DIRECTIONS: Check every line of the material below for the string "Дата", and return the ones that have it.
○ ○ ○
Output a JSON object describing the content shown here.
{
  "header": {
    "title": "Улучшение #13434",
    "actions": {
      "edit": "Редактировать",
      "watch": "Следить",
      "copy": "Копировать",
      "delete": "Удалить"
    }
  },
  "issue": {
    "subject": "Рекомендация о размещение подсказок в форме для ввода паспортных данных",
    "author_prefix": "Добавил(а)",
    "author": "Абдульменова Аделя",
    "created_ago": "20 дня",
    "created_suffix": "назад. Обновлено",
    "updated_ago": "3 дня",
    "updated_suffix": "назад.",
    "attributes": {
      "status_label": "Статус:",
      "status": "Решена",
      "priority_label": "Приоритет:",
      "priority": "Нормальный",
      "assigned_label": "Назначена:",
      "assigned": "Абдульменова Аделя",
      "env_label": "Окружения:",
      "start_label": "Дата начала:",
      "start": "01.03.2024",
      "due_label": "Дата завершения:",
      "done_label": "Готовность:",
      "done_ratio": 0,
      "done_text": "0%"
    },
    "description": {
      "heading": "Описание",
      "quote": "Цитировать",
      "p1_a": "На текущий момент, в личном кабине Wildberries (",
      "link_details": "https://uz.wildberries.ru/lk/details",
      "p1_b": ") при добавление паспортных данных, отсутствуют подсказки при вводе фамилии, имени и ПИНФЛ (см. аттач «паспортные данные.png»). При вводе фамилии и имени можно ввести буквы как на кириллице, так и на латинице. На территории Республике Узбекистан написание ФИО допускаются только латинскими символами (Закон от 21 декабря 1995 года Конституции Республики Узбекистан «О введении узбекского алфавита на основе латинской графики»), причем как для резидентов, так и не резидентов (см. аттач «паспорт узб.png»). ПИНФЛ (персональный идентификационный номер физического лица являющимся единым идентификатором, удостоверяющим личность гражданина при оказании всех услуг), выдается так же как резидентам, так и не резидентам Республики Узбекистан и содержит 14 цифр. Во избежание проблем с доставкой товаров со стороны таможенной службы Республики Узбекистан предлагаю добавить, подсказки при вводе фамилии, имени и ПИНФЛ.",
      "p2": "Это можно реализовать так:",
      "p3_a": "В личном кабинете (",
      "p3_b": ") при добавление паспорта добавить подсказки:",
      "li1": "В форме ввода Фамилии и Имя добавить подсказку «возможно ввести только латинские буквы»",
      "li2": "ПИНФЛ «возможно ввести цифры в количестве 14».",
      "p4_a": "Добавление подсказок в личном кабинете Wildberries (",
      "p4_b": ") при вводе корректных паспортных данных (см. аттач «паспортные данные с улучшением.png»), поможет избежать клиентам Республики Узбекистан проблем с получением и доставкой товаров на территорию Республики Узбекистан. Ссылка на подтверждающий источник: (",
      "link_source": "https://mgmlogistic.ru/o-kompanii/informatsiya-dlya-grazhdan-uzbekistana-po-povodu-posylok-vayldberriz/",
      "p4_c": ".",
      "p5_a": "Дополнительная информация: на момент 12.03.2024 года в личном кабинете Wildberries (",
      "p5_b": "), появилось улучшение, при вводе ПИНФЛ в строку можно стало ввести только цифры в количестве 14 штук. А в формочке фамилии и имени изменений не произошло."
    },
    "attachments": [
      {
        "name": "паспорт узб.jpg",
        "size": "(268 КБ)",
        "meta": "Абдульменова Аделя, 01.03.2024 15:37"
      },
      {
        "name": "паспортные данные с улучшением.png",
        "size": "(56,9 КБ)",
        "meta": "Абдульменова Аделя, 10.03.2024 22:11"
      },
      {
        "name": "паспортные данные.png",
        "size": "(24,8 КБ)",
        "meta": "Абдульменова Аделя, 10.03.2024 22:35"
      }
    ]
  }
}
○ ○ ○
SOLUTION TO THIS PROBLEM:
      "start_label": "Дата начала:",
      "due_label": "Дата завершения:",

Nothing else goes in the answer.